#### 課題 1:
ゴルフボール特集の文章から、「ゴルフボールはモデル毎でその」で始まり「は、もうご存知のことだろう。」で終わる部分を一字一句変えずに出力しなさい。
#### 課題 2:
ゴルフボール特集の文章を、最後の文に続けて書き進めなさい。

#### 提示文:

-.-.-

編集長Gです、この企画実行を決意したのは先月半ばのこと。
新作「TOUR B JGR」の取材をブリヂストンスポーツでお世話になった時、ゴルフボールのメカニズムについて取材の番外戦となった。
そのコミュニケーションから見識を深めれば深めるほどに、ゴルフボールの重要性に気付かせられる中、BUZZの先にいる全てのアマチュアゴルファーにそれを知っていただきたいという衝動に駆られたのがきっかけである。
ゴルフボールはモデル毎でその性能が大きく違うこと、そしてゴルフボールを厳選しなければいけないことをこの特集を通して知っていただければ嬉しい。
写真=田中 宏幸、aflo
取材協力=ブリヂストンスポーツ
ブライソン・デシャンボーのパワーゲームが注目されている。もちろん強靭なフィジカルが為せるパフォーマンスだが、インパクトからの初期条件を弾道として飛翔させるのはゴルフボールの役目。彼は「TOUR B X」をベストボールとしている。
ゴルフボールの教科書[担当教師]
ブリヂストンスポーツ株式会社商品企画1部
ボール商品企画ユニット
佐藤 克典さん
ツアーで戦うトッププロたちがゴルフボールにこだわっていることは、もうご存知のことだろう。
BUZZでも様々な企画を通してプロのこだわりからゴルフボールの重要性について啓発してきた。しかし、私を含む一般アマチュアゴルファーにとって、まだその重要さが十分に認知されているとは言えないのが現実だ。
大きな理由はプロや上級者に比べて不安定なショットスキルにある。
インパクトが不安定かつ、安定して真っ直ぐ飛ばせない中では、『ゴルフボールは何でもいい』と、優先度が全ての後回しになってしまいがち。しょうがない話でもある・・・。

-.-.-

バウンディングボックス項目
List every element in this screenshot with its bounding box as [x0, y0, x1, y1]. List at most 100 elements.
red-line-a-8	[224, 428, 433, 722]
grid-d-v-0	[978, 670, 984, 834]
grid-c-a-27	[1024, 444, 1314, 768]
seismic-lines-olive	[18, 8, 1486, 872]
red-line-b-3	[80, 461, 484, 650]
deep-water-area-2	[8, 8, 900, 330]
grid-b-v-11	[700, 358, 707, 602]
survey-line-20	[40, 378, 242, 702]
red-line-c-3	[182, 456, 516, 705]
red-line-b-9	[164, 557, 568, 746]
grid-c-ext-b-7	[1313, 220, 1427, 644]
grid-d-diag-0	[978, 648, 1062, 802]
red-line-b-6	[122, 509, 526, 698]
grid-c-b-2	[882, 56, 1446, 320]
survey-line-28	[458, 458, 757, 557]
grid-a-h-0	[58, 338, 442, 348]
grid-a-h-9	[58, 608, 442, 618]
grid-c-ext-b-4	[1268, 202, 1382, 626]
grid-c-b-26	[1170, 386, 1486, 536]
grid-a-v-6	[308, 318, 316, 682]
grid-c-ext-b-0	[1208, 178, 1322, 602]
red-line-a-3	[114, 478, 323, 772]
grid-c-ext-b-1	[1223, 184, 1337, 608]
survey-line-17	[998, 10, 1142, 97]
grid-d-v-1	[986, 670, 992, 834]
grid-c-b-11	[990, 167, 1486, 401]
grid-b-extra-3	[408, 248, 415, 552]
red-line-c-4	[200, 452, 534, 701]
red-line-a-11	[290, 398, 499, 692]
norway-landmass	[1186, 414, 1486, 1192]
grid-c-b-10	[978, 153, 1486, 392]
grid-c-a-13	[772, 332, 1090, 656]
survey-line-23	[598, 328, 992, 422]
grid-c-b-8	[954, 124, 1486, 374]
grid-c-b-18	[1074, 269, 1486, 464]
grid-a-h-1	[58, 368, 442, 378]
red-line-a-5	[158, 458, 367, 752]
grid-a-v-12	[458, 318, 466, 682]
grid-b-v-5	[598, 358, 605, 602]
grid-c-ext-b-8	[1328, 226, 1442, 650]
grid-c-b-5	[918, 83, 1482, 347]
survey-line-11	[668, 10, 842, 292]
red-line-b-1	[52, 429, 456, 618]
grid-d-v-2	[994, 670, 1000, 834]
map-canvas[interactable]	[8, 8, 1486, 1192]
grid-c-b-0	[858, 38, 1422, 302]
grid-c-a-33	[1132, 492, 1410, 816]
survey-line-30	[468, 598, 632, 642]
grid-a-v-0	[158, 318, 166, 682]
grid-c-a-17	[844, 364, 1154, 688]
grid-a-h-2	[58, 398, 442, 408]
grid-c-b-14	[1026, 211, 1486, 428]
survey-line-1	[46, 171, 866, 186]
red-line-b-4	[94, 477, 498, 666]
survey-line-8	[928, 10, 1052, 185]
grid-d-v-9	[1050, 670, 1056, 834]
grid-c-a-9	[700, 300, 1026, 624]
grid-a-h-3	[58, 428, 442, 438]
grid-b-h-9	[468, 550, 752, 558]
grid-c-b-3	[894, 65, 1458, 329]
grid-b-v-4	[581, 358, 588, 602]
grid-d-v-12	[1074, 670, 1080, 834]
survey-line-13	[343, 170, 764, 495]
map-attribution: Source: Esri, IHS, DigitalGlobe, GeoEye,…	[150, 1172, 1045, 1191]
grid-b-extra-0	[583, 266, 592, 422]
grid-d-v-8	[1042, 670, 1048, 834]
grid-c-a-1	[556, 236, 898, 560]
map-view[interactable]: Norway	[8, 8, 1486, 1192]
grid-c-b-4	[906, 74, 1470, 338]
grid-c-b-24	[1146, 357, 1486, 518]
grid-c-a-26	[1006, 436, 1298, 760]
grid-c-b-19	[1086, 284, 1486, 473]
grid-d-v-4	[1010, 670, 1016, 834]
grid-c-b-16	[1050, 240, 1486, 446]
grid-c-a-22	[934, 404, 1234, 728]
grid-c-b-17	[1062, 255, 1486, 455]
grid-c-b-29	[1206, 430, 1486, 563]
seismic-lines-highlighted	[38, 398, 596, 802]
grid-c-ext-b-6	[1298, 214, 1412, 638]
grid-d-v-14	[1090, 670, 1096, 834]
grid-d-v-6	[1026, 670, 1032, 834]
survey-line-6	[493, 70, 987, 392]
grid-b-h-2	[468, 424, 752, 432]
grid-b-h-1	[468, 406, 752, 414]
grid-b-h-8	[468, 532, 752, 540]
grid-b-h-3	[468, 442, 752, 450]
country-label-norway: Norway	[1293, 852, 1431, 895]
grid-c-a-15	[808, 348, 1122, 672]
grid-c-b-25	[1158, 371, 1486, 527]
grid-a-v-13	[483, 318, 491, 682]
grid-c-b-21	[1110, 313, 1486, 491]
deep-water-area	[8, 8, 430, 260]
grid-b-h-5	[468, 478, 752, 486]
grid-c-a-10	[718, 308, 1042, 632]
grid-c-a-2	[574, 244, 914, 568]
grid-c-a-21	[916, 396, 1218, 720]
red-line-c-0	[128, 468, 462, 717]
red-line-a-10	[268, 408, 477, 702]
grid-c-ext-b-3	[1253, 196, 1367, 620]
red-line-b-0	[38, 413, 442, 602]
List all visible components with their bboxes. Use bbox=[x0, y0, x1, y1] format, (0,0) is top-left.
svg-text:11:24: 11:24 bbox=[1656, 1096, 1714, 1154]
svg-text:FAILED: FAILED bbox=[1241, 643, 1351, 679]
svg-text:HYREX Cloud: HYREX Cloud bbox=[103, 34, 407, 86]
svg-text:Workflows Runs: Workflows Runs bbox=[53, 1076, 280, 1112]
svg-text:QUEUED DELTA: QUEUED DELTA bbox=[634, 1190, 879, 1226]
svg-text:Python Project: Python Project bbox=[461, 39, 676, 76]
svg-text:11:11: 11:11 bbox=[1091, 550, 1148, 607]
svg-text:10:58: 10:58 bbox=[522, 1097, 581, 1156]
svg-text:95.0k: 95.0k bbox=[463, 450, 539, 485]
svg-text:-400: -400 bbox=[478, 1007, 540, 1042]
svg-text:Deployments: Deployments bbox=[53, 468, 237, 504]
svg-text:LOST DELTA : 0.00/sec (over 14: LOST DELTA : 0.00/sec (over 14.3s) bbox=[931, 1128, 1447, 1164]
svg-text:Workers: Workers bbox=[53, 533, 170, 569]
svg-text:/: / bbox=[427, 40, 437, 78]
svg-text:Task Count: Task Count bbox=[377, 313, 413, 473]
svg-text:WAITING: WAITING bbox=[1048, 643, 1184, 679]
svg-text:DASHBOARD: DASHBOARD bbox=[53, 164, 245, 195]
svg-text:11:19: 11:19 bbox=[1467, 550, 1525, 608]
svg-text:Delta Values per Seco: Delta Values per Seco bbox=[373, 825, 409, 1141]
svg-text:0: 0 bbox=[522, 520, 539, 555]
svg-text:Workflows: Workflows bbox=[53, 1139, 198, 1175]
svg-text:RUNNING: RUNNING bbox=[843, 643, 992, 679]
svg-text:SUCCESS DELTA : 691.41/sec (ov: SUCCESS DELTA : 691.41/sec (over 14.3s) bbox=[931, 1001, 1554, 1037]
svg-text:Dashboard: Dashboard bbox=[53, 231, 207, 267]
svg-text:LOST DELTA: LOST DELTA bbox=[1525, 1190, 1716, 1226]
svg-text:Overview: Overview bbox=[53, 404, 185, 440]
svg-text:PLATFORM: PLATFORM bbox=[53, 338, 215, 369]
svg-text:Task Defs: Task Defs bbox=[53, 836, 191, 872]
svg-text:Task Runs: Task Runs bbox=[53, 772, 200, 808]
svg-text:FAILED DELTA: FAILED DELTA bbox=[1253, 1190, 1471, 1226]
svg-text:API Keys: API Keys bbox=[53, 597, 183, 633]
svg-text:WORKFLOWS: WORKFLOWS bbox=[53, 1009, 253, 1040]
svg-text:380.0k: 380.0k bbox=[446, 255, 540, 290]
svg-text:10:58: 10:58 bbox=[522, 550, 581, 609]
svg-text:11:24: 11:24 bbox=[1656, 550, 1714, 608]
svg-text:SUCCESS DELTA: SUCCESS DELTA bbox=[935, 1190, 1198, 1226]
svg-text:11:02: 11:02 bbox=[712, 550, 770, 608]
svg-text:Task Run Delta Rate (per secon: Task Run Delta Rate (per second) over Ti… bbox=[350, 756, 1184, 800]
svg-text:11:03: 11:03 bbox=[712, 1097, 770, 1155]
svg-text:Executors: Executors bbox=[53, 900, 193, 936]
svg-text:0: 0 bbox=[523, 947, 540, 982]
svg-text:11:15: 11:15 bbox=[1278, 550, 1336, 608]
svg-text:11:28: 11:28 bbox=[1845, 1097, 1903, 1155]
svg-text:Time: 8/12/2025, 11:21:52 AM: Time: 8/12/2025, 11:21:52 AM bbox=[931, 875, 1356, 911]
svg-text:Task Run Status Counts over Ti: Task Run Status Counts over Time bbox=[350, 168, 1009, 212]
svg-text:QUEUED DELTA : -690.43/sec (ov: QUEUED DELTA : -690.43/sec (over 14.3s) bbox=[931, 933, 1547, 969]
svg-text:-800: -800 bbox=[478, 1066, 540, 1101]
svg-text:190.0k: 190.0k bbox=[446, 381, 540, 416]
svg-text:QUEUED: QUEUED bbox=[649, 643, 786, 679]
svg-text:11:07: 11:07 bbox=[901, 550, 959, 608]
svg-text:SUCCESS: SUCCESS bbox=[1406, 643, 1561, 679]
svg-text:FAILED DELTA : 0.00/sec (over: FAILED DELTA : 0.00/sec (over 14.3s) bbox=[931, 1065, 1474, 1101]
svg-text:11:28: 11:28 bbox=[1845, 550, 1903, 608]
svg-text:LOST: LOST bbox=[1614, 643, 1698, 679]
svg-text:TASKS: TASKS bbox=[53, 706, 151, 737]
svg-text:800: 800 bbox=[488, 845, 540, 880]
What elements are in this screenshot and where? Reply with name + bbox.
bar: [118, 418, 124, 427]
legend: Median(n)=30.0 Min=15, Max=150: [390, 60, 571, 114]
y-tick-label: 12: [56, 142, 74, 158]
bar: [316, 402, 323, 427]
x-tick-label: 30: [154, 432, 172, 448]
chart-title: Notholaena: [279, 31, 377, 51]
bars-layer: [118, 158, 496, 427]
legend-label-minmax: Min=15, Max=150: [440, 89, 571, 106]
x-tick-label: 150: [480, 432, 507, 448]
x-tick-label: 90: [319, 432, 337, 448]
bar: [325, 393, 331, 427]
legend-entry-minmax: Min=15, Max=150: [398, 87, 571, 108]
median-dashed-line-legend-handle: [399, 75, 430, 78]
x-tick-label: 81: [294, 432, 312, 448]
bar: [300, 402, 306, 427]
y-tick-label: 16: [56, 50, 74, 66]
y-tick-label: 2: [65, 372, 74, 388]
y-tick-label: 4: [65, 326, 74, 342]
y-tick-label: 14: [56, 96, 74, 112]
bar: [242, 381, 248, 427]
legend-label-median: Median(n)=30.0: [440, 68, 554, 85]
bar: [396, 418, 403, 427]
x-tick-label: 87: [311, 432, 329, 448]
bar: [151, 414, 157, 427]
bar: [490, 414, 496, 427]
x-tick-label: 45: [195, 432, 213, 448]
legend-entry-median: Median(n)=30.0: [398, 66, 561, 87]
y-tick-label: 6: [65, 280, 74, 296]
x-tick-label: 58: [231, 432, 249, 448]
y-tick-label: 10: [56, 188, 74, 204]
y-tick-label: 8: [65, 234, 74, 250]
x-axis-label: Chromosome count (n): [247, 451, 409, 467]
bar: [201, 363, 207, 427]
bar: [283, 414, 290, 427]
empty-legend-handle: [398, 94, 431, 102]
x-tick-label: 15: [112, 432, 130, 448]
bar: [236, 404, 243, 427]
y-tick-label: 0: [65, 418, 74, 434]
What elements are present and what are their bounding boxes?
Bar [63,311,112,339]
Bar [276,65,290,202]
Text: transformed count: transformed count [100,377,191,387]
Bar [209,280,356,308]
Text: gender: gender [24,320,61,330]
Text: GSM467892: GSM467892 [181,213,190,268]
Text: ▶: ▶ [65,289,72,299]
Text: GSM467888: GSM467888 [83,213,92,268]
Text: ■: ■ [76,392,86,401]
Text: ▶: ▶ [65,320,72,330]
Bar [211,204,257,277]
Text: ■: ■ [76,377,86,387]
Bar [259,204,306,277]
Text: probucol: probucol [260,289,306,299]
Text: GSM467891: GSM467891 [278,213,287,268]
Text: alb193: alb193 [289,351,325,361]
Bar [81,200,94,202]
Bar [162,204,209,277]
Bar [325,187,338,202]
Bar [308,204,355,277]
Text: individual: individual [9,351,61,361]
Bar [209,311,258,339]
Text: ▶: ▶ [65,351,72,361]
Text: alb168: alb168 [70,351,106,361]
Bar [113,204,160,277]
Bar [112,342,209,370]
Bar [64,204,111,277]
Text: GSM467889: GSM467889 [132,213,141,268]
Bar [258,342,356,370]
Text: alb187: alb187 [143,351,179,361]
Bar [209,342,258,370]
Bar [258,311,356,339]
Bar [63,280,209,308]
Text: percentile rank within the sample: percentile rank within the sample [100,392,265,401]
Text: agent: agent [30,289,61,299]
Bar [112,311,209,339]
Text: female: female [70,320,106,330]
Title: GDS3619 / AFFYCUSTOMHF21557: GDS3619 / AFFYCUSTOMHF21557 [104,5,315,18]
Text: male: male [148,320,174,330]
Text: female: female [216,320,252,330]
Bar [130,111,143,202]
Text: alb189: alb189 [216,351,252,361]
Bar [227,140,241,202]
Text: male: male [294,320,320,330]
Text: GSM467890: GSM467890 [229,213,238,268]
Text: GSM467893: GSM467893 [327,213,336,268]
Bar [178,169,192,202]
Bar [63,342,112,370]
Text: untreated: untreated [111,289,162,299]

-.-.-

#### 記述解答 1:
ゴルフボールはモデル毎でその性能が大きく違うこと、そしてゴルフボールを厳選しなければいけないことをこの特集を通して知っていただければ嬉しい。
写真=田中 宏幸、aflo
取材協力=ブリヂストンスポーツ
ブライソン・デシャンボーのパワーゲームが注目されている。もちろん強靭なフィジカルが為せるパフォーマンスだが、インパクトからの初期条件を弾道として飛翔させるのはゴルフボールの役目。彼は「TOUR B X」をベストボールとしている。
ゴルフボールの教科書[担当教師]
ブリヂストンスポーツ株式会社商品企画1部
ボール商品企画ユニット
佐藤 克典さん
ツアーで戦うトッププロたちがゴルフボールにこだわっていることは、もうご存知のことだろう。

#### 記述解答 2:
「例えばスライスに悩むゴルファーが弾道を安定させるなら、つかまりのいいドライバーを選びますよね。それと同じようにスピン量(サイドスピン)を抑制できるゴルフボールを選ぶことで、弾道が改善できることをもっと私たちは知っていただきたいです」。
ゴルフボールはモデルが異なれば、そのパフォーマンスは大きく変わるとブリヂストンの佐藤さんはいう。自分にとって有利なボールを選んで欲しいというのが、全てのゴルフボールメーカーの願いだと代弁する。
「ゴルフの他に、ボールを選べるスポーツって思い浮かびますか?」そんな質問を受け、とっさに答えが出てこないほど、ほぼ全ての球技でボールは統一されている。
「ボウリングもボールを自由に選ぶことができますが、重くても軽くても自分に合っていない重さを選ぶとコントロールできますか?ゴルフボールだって同じ。ご自分のパフォーマンスを高める、発揮する上では最善のモデルを選ぶことが重要なんです」。
妙に納得できるボウリングの例え話。もし自分の使うゴルフボールが合っていないとすると、思うような弾道を描くことはできない。プロや上級者がゴルフボールを厳選するのはそれをよく知っているからである。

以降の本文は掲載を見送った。